(Collected data entries)

[START]

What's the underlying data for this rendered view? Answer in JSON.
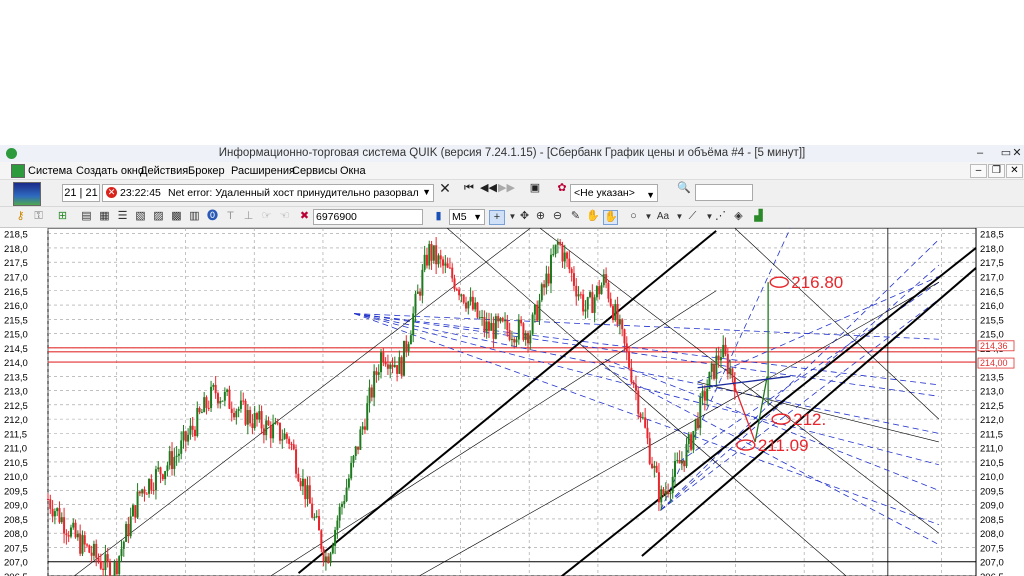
{
  "window": {
    "title": "Информационно-торговая система QUIK (версия 7.24.1.15) - [Сбербанк График цены и объёма #4 - [5 минут]]",
    "controls": [
      "–",
      "▭",
      "✕"
    ]
  },
  "menu": {
    "items": [
      "Система",
      "Создать окно",
      "Действия",
      "Брокер",
      "Расширения",
      "Сервисы",
      "Окна"
    ],
    "mdi_controls": [
      "–",
      "❐",
      "✕"
    ]
  },
  "toolbar": {
    "counter": "21 | 21",
    "message_time": "23:22:45",
    "message_text": "Net error: Удаленный хост принудительно разорвал существующее п",
    "account_combo": "<Не указан>"
  },
  "toolbar2": {
    "instrument_code": "6976900",
    "interval": "M5",
    "text_tool": "Aa"
  },
  "chart_data": {
    "type": "candlestick",
    "yaxis_ticks": [
      "218,5",
      "218,0",
      "217,5",
      "217,0",
      "216,5",
      "216,0",
      "215,5",
      "215,0",
      "214,5",
      "214,0",
      "213,5",
      "213,0",
      "212,5",
      "212,0",
      "211,5",
      "211,0",
      "210,5",
      "210,0",
      "209,5",
      "209,0",
      "208,5",
      "208,0",
      "207,5",
      "207,0",
      "206,5"
    ],
    "ylim": [
      206.5,
      218.7
    ],
    "price_tags": [
      "214,36",
      "214,00"
    ],
    "horizontal_levels": [
      214.5,
      214.36,
      214.0,
      207.0
    ],
    "annotations": [
      {
        "text": "216.80",
        "value": 216.8,
        "color": "#e8262c"
      },
      {
        "text": "212.",
        "value": 212.0,
        "color": "#e8262c"
      },
      {
        "text": "211.09",
        "value": 211.09,
        "color": "#e8262c"
      }
    ],
    "price_path_anchors": [
      {
        "t": 0,
        "p": 209.2
      },
      {
        "t": 0.03,
        "p": 207.8
      },
      {
        "t": 0.07,
        "p": 206.6
      },
      {
        "t": 0.1,
        "p": 209.5
      },
      {
        "t": 0.14,
        "p": 210.8
      },
      {
        "t": 0.18,
        "p": 213.0
      },
      {
        "t": 0.22,
        "p": 212.0
      },
      {
        "t": 0.26,
        "p": 211.3
      },
      {
        "t": 0.3,
        "p": 207.1
      },
      {
        "t": 0.33,
        "p": 210.6
      },
      {
        "t": 0.36,
        "p": 214.4
      },
      {
        "t": 0.38,
        "p": 213.8
      },
      {
        "t": 0.41,
        "p": 217.9
      },
      {
        "t": 0.44,
        "p": 216.8
      },
      {
        "t": 0.47,
        "p": 215.2
      },
      {
        "t": 0.52,
        "p": 215.1
      },
      {
        "t": 0.55,
        "p": 218.2
      },
      {
        "t": 0.58,
        "p": 215.8
      },
      {
        "t": 0.6,
        "p": 216.9
      },
      {
        "t": 0.63,
        "p": 213.5
      },
      {
        "t": 0.66,
        "p": 209.2
      },
      {
        "t": 0.69,
        "p": 211.0
      },
      {
        "t": 0.71,
        "p": 213.1
      },
      {
        "t": 0.725,
        "p": 214.4
      },
      {
        "t": 0.74,
        "p": 213.4
      }
    ],
    "colors": {
      "up": "#1f7a1f",
      "down": "#e8262c",
      "trend": "#000000",
      "fan": "#2233cc",
      "level": "#e03030"
    }
  }
}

[END]

• Directions
Using the data above, print every line exactly, omitting pictures.

• Finished task
What's the underlying data for this rendered view? Answer in JSON.
{
  "window": {
    "title": "Информационно-торговая система QUIK (версия 7.24.1.15) - [Сбербанк График цены и объёма #4 - [5 минут]]",
    "controls": [
      "–",
      "▭",
      "✕"
    ]
  },
  "menu": {
    "items": [
      "Система",
      "Создать окно",
      "Действия",
      "Брокер",
      "Расширения",
      "Сервисы",
      "Окна"
    ],
    "mdi_controls": [
      "–",
      "❐",
      "✕"
    ]
  },
  "toolbar": {
    "counter": "21 | 21",
    "message_time": "23:22:45",
    "message_text": "Net error: Удаленный хост принудительно разорвал существующее п",
    "account_combo": "<Не указан>"
  },
  "toolbar2": {
    "instrument_code": "6976900",
    "interval": "M5",
    "text_tool": "Aa"
  },
  "chart_data": {
    "type": "candlestick",
    "yaxis_ticks": [
      "218,5",
      "218,0",
      "217,5",
      "217,0",
      "216,5",
      "216,0",
      "215,5",
      "215,0",
      "214,5",
      "214,0",
      "213,5",
      "213,0",
      "212,5",
      "212,0",
      "211,5",
      "211,0",
      "210,5",
      "210,0",
      "209,5",
      "209,0",
      "208,5",
      "208,0",
      "207,5",
      "207,0",
      "206,5"
    ],
    "ylim": [
      206.5,
      218.7
    ],
    "price_tags": [
      "214,36",
      "214,00"
    ],
    "horizontal_levels": [
      214.5,
      214.36,
      214.0,
      207.0
    ],
    "annotations": [
      {
        "text": "216.80",
        "value": 216.8,
        "color": "#e8262c"
      },
      {
        "text": "212.",
        "value": 212.0,
        "color": "#e8262c"
      },
      {
        "text": "211.09",
        "value": 211.09,
        "color": "#e8262c"
      }
    ],
    "price_path_anchors": [
      {
        "t": 0,
        "p": 209.2
      },
      {
        "t": 0.03,
        "p": 207.8
      },
      {
        "t": 0.07,
        "p": 206.6
      },
      {
        "t": 0.1,
        "p": 209.5
      },
      {
        "t": 0.14,
        "p": 210.8
      },
      {
        "t": 0.18,
        "p": 213.0
      },
      {
        "t": 0.22,
        "p": 212.0
      },
      {
        "t": 0.26,
        "p": 211.3
      },
      {
        "t": 0.3,
        "p": 207.1
      },
      {
        "t": 0.33,
        "p": 210.6
      },
      {
        "t": 0.36,
        "p": 214.4
      },
      {
        "t": 0.38,
        "p": 213.8
      },
      {
        "t": 0.41,
        "p": 217.9
      },
      {
        "t": 0.44,
        "p": 216.8
      },
      {
        "t": 0.47,
        "p": 215.2
      },
      {
        "t": 0.52,
        "p": 215.1
      },
      {
        "t": 0.55,
        "p": 218.2
      },
      {
        "t": 0.58,
        "p": 215.8
      },
      {
        "t": 0.6,
        "p": 216.9
      },
      {
        "t": 0.63,
        "p": 213.5
      },
      {
        "t": 0.66,
        "p": 209.2
      },
      {
        "t": 0.69,
        "p": 211.0
      },
      {
        "t": 0.71,
        "p": 213.1
      },
      {
        "t": 0.725,
        "p": 214.4
      },
      {
        "t": 0.74,
        "p": 213.4
      }
    ],
    "colors": {
      "up": "#1f7a1f",
      "down": "#e8262c",
      "trend": "#000000",
      "fan": "#2233cc",
      "level": "#e03030"
    }
  }
}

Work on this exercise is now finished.